→ INSTRUCTIONS FOR THE TASK
Using the listing beneath this task, count the lines with the word "JSON" and write only the result.

+ + +

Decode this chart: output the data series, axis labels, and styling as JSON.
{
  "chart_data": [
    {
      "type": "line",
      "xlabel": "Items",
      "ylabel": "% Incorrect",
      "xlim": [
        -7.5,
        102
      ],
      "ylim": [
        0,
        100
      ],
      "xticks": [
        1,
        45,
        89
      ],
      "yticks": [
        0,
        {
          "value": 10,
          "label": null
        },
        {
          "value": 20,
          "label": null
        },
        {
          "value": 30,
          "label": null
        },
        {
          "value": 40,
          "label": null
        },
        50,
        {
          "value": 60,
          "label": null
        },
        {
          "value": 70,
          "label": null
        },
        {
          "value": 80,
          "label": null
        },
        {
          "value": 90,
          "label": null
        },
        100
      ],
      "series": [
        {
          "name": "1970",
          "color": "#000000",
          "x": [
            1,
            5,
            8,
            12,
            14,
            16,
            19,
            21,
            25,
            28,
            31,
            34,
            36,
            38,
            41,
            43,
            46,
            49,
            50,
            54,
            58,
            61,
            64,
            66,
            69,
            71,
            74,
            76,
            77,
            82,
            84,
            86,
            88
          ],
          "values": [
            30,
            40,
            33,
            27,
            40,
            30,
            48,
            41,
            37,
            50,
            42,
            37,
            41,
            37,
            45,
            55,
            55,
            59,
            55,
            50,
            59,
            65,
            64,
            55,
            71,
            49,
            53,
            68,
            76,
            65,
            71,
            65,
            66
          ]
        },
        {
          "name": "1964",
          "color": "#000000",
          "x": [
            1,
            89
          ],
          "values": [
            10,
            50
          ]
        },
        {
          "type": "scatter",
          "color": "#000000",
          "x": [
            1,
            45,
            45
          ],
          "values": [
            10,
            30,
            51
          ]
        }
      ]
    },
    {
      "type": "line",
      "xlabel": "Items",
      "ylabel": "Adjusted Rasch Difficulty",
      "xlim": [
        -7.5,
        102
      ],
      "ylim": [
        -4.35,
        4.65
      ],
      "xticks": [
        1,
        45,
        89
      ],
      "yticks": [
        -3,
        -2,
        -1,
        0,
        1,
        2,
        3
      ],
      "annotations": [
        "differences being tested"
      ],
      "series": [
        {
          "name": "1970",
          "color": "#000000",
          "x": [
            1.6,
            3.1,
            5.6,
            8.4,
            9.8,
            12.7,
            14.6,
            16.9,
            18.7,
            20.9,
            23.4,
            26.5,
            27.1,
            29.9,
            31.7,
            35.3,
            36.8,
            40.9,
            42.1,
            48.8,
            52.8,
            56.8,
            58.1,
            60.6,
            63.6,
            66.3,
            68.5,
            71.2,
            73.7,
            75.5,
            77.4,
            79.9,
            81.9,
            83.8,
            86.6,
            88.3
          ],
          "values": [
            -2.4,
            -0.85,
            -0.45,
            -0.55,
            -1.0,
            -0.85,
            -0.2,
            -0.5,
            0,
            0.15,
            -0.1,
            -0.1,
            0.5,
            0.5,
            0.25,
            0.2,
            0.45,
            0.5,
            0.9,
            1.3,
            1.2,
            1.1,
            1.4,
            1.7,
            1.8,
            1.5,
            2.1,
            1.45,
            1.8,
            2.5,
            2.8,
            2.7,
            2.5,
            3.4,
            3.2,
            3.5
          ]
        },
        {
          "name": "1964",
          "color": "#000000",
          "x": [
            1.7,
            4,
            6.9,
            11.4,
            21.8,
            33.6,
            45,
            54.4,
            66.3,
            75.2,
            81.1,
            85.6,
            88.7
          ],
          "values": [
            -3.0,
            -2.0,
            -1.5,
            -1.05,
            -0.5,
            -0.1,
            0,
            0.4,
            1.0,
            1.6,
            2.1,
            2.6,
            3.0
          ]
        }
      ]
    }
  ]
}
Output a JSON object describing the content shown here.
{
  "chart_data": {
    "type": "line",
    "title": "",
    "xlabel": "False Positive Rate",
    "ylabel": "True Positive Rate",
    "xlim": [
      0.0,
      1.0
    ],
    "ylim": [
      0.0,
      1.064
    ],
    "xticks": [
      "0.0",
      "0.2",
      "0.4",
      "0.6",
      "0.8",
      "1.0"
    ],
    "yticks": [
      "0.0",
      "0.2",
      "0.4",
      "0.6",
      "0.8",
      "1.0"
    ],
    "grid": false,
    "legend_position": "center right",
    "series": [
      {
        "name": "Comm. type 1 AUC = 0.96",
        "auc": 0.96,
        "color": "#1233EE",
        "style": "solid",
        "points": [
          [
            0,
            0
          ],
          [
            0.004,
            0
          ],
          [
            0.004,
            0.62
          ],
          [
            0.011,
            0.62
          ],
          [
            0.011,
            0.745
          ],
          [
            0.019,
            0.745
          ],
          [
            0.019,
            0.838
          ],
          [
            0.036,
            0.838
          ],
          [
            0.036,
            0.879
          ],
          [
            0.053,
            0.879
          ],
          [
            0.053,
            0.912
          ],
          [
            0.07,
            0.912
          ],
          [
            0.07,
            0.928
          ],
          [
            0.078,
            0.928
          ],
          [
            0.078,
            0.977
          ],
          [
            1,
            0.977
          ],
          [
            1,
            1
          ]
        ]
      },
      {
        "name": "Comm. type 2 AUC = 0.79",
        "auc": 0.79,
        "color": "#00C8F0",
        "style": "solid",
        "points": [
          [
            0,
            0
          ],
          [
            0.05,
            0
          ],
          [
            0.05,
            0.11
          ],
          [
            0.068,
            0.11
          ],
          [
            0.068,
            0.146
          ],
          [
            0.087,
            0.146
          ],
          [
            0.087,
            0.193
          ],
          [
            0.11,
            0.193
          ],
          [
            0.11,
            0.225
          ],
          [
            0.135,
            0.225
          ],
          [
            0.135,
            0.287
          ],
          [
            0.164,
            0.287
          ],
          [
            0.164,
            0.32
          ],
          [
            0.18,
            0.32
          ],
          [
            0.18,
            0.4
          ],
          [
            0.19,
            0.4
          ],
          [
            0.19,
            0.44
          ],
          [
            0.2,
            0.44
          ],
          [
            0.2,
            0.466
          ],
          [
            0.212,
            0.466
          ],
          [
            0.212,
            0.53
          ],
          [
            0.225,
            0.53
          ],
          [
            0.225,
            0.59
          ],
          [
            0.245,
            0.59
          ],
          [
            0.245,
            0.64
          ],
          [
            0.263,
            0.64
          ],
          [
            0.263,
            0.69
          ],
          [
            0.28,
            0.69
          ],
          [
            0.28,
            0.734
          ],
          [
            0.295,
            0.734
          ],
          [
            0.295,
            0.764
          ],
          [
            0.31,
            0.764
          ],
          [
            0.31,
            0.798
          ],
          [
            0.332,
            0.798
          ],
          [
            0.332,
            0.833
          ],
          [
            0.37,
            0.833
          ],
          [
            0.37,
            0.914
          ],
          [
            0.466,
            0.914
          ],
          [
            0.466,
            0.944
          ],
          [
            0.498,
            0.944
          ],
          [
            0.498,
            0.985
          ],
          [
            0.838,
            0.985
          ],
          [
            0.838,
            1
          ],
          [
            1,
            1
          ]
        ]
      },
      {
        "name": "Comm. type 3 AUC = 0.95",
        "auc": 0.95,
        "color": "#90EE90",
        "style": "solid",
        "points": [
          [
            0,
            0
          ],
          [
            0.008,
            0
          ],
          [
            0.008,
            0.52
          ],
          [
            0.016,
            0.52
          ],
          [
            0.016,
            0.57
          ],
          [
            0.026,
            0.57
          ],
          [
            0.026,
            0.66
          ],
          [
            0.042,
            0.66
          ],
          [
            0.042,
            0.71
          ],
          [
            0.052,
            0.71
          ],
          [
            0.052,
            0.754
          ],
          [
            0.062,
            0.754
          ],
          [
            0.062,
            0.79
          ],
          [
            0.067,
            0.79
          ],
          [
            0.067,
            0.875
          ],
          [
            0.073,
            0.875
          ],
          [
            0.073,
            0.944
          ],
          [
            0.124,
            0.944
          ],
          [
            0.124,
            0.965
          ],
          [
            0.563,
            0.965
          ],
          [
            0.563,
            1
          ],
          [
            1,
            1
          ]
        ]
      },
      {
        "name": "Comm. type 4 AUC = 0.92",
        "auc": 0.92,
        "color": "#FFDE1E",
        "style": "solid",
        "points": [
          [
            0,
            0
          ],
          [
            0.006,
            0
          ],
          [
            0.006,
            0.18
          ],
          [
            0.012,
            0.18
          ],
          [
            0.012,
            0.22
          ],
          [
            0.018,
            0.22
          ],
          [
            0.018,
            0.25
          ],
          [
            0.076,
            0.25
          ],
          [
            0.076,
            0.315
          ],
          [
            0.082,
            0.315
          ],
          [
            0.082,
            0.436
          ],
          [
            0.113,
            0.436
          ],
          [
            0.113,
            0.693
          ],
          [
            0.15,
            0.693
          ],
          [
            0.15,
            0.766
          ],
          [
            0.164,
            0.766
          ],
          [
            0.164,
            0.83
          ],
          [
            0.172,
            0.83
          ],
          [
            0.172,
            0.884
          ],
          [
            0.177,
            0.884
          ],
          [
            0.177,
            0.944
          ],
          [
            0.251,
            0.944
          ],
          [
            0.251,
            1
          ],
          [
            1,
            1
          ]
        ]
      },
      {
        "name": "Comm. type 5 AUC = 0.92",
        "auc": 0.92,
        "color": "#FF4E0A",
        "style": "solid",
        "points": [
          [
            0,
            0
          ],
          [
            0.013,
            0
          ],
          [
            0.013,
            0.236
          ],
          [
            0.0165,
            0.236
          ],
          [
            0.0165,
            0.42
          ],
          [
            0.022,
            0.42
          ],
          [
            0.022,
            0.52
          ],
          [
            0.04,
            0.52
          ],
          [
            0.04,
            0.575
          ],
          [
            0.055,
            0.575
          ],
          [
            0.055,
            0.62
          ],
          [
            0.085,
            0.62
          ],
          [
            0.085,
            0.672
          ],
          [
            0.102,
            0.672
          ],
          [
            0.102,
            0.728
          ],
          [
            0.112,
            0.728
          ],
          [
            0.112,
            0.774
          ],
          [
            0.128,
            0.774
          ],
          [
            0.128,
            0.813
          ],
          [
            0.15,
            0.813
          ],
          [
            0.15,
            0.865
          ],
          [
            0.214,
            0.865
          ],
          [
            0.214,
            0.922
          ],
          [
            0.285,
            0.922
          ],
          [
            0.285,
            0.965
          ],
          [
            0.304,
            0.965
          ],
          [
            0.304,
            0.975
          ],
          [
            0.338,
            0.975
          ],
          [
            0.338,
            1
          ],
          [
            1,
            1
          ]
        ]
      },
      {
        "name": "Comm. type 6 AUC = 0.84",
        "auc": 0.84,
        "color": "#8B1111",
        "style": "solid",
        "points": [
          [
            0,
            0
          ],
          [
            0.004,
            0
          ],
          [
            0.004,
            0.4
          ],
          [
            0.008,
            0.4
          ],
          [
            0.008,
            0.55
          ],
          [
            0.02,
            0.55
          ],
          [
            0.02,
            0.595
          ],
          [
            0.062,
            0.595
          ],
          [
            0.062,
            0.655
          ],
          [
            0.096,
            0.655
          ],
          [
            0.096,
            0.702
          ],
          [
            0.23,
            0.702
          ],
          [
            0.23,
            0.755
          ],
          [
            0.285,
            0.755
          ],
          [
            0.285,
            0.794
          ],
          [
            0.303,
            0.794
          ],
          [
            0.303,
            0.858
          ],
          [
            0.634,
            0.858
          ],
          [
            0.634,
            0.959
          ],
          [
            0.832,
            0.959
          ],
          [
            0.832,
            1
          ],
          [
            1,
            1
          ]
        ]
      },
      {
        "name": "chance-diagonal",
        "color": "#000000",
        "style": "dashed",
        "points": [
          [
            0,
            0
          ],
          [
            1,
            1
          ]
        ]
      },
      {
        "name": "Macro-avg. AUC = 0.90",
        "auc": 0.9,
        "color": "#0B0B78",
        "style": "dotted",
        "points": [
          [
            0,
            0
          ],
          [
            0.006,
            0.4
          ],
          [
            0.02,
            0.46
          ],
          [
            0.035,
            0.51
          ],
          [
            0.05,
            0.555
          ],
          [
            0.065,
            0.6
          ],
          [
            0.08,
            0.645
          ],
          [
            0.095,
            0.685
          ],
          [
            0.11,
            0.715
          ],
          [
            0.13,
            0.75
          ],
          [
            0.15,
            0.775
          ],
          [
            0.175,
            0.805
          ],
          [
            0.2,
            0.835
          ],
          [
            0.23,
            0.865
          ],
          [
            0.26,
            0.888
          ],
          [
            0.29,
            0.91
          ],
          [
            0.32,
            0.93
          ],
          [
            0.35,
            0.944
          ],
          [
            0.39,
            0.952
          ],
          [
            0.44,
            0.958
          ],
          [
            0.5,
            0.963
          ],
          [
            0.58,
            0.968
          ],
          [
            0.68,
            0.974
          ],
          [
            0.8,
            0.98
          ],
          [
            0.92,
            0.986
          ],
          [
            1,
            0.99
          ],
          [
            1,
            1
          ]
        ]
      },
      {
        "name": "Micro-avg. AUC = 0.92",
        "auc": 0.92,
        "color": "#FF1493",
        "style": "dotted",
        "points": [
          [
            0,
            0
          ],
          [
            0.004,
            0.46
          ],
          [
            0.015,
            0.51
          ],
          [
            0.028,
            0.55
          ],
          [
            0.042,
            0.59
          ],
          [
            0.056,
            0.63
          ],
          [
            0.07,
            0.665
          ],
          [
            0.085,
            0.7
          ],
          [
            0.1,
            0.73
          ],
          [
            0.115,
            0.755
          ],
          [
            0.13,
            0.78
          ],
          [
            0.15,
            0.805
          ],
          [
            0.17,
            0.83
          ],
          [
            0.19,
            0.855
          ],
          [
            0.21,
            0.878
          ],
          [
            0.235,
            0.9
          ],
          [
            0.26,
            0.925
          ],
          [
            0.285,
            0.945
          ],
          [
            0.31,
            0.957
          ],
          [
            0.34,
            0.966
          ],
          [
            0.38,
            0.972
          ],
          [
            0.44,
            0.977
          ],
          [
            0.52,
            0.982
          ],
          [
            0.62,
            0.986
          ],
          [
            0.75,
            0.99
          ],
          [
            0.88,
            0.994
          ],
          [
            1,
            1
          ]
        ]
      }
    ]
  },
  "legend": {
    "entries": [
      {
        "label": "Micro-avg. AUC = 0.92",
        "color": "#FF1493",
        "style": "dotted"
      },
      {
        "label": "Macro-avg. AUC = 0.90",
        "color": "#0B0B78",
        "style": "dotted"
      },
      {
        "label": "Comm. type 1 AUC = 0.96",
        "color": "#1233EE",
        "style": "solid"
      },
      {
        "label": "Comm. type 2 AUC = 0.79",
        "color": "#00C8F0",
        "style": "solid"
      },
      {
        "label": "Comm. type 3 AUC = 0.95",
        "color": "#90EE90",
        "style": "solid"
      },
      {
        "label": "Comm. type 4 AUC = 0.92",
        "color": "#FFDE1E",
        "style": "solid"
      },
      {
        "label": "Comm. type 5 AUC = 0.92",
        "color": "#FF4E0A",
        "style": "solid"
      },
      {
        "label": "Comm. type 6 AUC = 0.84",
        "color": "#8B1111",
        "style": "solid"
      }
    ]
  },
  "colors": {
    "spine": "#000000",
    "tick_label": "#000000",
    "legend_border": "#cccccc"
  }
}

+ + +

→ FULL RESPONSE
2